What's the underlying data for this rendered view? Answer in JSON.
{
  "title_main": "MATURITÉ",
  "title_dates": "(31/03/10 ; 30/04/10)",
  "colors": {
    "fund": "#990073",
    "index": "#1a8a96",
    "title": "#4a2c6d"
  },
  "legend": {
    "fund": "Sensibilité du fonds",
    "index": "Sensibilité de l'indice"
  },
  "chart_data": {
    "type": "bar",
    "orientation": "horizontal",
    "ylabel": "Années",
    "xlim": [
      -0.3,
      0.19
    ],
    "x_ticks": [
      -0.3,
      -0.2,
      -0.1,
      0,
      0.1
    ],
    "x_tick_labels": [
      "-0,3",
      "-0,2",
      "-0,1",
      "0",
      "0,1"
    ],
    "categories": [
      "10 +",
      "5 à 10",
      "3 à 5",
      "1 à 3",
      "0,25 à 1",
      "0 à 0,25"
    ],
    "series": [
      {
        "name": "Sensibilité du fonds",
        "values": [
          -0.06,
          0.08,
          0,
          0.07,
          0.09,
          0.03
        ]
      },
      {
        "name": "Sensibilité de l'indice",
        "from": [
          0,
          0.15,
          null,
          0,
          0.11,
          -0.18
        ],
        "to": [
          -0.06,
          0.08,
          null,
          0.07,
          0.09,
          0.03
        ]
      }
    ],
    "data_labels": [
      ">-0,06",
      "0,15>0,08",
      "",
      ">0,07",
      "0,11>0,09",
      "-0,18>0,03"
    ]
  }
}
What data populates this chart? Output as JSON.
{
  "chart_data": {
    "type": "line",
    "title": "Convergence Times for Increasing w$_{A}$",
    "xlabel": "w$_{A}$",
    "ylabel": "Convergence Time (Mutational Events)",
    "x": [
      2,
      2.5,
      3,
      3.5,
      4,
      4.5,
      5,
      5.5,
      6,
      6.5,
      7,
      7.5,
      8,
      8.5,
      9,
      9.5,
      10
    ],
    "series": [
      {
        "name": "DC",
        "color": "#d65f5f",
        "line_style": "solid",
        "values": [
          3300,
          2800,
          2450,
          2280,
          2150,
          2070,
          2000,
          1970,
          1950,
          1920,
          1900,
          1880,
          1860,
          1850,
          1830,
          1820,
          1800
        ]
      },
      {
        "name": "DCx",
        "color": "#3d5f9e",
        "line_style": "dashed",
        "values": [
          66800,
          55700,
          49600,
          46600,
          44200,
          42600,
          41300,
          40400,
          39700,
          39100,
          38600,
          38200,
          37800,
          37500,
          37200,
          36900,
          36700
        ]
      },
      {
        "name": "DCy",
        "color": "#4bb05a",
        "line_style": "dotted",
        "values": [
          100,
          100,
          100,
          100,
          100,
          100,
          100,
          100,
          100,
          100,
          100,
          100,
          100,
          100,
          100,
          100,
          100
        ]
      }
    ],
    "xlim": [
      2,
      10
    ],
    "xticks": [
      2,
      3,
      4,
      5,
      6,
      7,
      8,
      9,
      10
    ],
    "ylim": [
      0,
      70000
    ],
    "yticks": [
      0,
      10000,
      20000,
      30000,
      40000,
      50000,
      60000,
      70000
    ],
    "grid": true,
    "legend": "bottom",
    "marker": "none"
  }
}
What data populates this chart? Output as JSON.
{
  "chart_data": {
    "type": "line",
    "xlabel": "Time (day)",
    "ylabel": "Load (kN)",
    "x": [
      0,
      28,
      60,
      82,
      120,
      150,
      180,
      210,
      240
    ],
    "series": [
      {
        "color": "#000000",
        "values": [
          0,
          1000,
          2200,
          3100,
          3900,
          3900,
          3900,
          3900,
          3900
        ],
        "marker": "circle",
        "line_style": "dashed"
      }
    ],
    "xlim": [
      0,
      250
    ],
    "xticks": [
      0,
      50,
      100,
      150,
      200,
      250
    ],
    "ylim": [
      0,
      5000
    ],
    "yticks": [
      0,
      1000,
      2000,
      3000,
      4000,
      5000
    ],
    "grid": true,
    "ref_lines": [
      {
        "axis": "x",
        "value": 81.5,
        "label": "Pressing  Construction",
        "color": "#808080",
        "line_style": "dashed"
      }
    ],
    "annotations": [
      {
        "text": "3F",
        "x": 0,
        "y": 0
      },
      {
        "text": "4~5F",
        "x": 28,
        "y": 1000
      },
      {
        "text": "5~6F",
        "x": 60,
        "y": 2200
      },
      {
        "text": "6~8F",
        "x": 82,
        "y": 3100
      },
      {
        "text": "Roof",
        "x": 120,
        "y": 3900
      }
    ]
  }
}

———

Each record should come back exactly as written.

#### [THE COMPLETED TASK]
What's the underlying data for this rendered view? Answer in JSON.
{
  "title_main": "MATURITÉ",
  "title_dates": "(31/03/10 ; 30/04/10)",
  "colors": {
    "fund": "#990073",
    "index": "#1a8a96",
    "title": "#4a2c6d"
  },
  "legend": {
    "fund": "Sensibilité du fonds",
    "index": "Sensibilité de l'indice"
  },
  "chart_data": {
    "type": "bar",
    "orientation": "horizontal",
    "ylabel": "Années",
    "xlim": [
      -0.3,
      0.19
    ],
    "x_ticks": [
      -0.3,
      -0.2,
      -0.1,
      0,
      0.1
    ],
    "x_tick_labels": [
      "-0,3",
      "-0,2",
      "-0,1",
      "0",
      "0,1"
    ],
    "categories": [
      "10 +",
      "5 à 10",
      "3 à 5",
      "1 à 3",
      "0,25 à 1",
      "0 à 0,25"
    ],
    "series": [
      {
        "name": "Sensibilité du fonds",
        "values": [
          -0.06,
          0.08,
          0,
          0.07,
          0.09,
          0.03
        ]
      },
      {
        "name": "Sensibilité de l'indice",
        "from": [
          0,
          0.15,
          null,
          0,
          0.11,
          -0.18
        ],
        "to": [
          -0.06,
          0.08,
          null,
          0.07,
          0.09,
          0.03
        ]
      }
    ],
    "data_labels": [
      ">-0,06",
      "0,15>0,08",
      "",
      ">0,07",
      "0,11>0,09",
      "-0,18>0,03"
    ]
  }
}
What data populates this chart? Output as JSON.
{
  "chart_data": {
    "type": "line",
    "title": "Convergence Times for Increasing w$_{A}$",
    "xlabel": "w$_{A}$",
    "ylabel": "Convergence Time (Mutational Events)",
    "x": [
      2,
      2.5,
      3,
      3.5,
      4,
      4.5,
      5,
      5.5,
      6,
      6.5,
      7,
      7.5,
      8,
      8.5,
      9,
      9.5,
      10
    ],
    "series": [
      {
        "name": "DC",
        "color": "#d65f5f",
        "line_style": "solid",
        "values": [
          3300,
          2800,
          2450,
          2280,
          2150,
          2070,
          2000,
          1970,
          1950,
          1920,
          1900,
          1880,
          1860,
          1850,
          1830,
          1820,
          1800
        ]
      },
      {
        "name": "DCx",
        "color": "#3d5f9e",
        "line_style": "dashed",
        "values": [
          66800,
          55700,
          49600,
          46600,
          44200,
          42600,
          41300,
          40400,
          39700,
          39100,
          38600,
          38200,
          37800,
          37500,
          37200,
          36900,
          36700
        ]
      },
      {
        "name": "DCy",
        "color": "#4bb05a",
        "line_style": "dotted",
        "values": [
          100,
          100,
          100,
          100,
          100,
          100,
          100,
          100,
          100,
          100,
          100,
          100,
          100,
          100,
          100,
          100,
          100
        ]
      }
    ],
    "xlim": [
      2,
      10
    ],
    "xticks": [
      2,
      3,
      4,
      5,
      6,
      7,
      8,
      9,
      10
    ],
    "ylim": [
      0,
      70000
    ],
    "yticks": [
      0,
      10000,
      20000,
      30000,
      40000,
      50000,
      60000,
      70000
    ],
    "grid": true,
    "legend": "bottom",
    "marker": "none"
  }
}
What data populates this chart? Output as JSON.
{
  "chart_data": {
    "type": "line",
    "xlabel": "Time (day)",
    "ylabel": "Load (kN)",
    "x": [
      0,
      28,
      60,
      82,
      120,
      150,
      180,
      210,
      240
    ],
    "series": [
      {
        "color": "#000000",
        "values": [
          0,
          1000,
          2200,
          3100,
          3900,
          3900,
          3900,
          3900,
          3900
        ],
        "marker": "circle",
        "line_style": "dashed"
      }
    ],
    "xlim": [
      0,
      250
    ],
    "xticks": [
      0,
      50,
      100,
      150,
      200,
      250
    ],
    "ylim": [
      0,
      5000
    ],
    "yticks": [
      0,
      1000,
      2000,
      3000,
      4000,
      5000
    ],
    "grid": true,
    "ref_lines": [
      {
        "axis": "x",
        "value": 81.5,
        "label": "Pressing  Construction",
        "color": "#808080",
        "line_style": "dashed"
      }
    ],
    "annotations": [
      {
        "text": "3F",
        "x": 0,
        "y": 0
      },
      {
        "text": "4~5F",
        "x": 28,
        "y": 1000
      },
      {
        "text": "5~6F",
        "x": 60,
        "y": 2200
      },
      {
        "text": "6~8F",
        "x": 82,
        "y": 3100
      },
      {
        "text": "Roof",
        "x": 120,
        "y": 3900
      }
    ]
  }
}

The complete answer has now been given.